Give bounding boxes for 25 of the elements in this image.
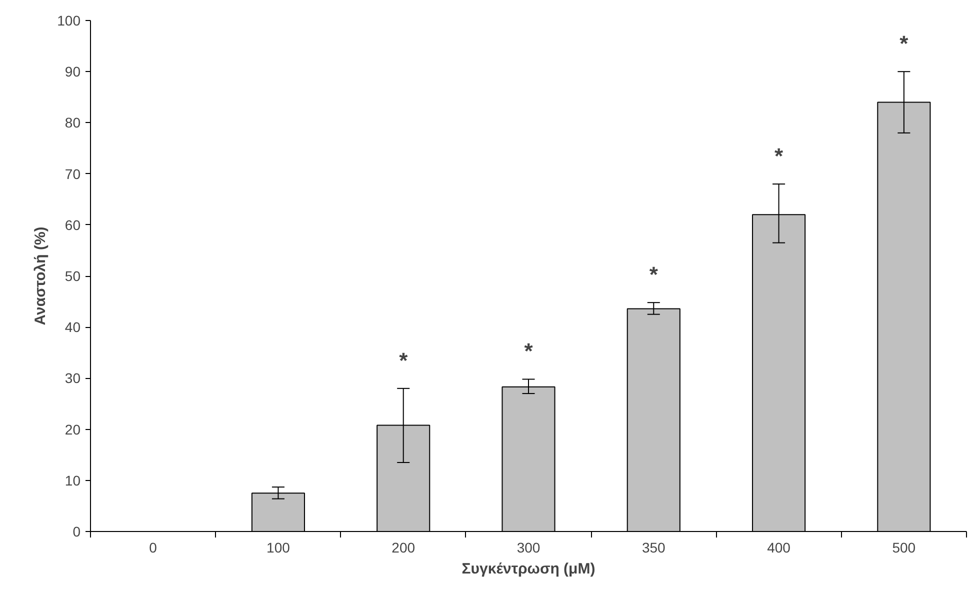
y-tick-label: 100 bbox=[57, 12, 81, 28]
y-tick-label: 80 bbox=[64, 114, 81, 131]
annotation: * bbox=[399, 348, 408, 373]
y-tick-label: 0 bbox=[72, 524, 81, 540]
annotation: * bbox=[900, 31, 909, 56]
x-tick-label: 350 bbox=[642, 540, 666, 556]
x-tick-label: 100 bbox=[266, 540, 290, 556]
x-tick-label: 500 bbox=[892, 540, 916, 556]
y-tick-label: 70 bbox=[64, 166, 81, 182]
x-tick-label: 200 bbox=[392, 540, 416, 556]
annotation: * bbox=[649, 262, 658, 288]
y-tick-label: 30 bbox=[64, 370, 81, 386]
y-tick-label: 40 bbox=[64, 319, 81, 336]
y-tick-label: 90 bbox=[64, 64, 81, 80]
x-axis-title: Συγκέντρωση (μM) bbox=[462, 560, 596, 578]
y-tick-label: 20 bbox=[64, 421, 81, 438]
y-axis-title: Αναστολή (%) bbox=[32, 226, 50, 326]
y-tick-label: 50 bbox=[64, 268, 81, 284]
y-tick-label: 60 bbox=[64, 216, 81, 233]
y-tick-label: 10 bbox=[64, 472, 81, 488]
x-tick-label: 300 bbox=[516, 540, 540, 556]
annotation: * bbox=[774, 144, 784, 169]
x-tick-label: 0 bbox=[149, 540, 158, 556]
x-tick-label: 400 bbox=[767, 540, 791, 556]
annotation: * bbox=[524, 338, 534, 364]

______________________________

> [THE EXERCISE]:
Recast all of the data above as a JSON list of strings, with one string for each line. Leave out blank lines and the picture.

> [SOLUTION TO THIS PROBLEM]:
[
  "Give bounding boxes for 25 of the elements in this image.",
  "y-tick-label: 100 bbox=[57, 12, 81, 28]",
  "y-tick-label: 80 bbox=[64, 114, 81, 131]",
  "annotation: * bbox=[399, 348, 408, 373]",
  "y-tick-label: 0 bbox=[72, 524, 81, 540]",
  "annotation: * bbox=[900, 31, 909, 56]",
  "x-tick-label: 350 bbox=[642, 540, 666, 556]",
  "x-tick-label: 100 bbox=[266, 540, 290, 556]",
  "x-tick-label: 500 bbox=[892, 540, 916, 556]",
  "y-tick-label: 70 bbox=[64, 166, 81, 182]",
  "x-tick-label: 200 bbox=[392, 540, 416, 556]",
  "annotation: * bbox=[649, 262, 658, 288]",
  "y-tick-label: 30 bbox=[64, 370, 81, 386]",
  "y-tick-label: 40 bbox=[64, 319, 81, 336]",
  "y-tick-label: 90 bbox=[64, 64, 81, 80]",
  "x-axis-title: Συγκέντρωση (μM) bbox=[462, 560, 596, 578]",
  "y-tick-label: 20 bbox=[64, 421, 81, 438]",
  "y-axis-title: Αναστολή (%) bbox=[32, 226, 50, 326]",
  "y-tick-label: 50 bbox=[64, 268, 81, 284]",
  "y-tick-label: 60 bbox=[64, 216, 81, 233]",
  "y-tick-label: 10 bbox=[64, 472, 81, 488]",
  "x-tick-label: 300 bbox=[516, 540, 540, 556]",
  "annotation: * bbox=[774, 144, 784, 169]",
  "x-tick-label: 0 bbox=[149, 540, 158, 556]",
  "x-tick-label: 400 bbox=[767, 540, 791, 556]",
  "annotation: * bbox=[524, 338, 534, 364]"
]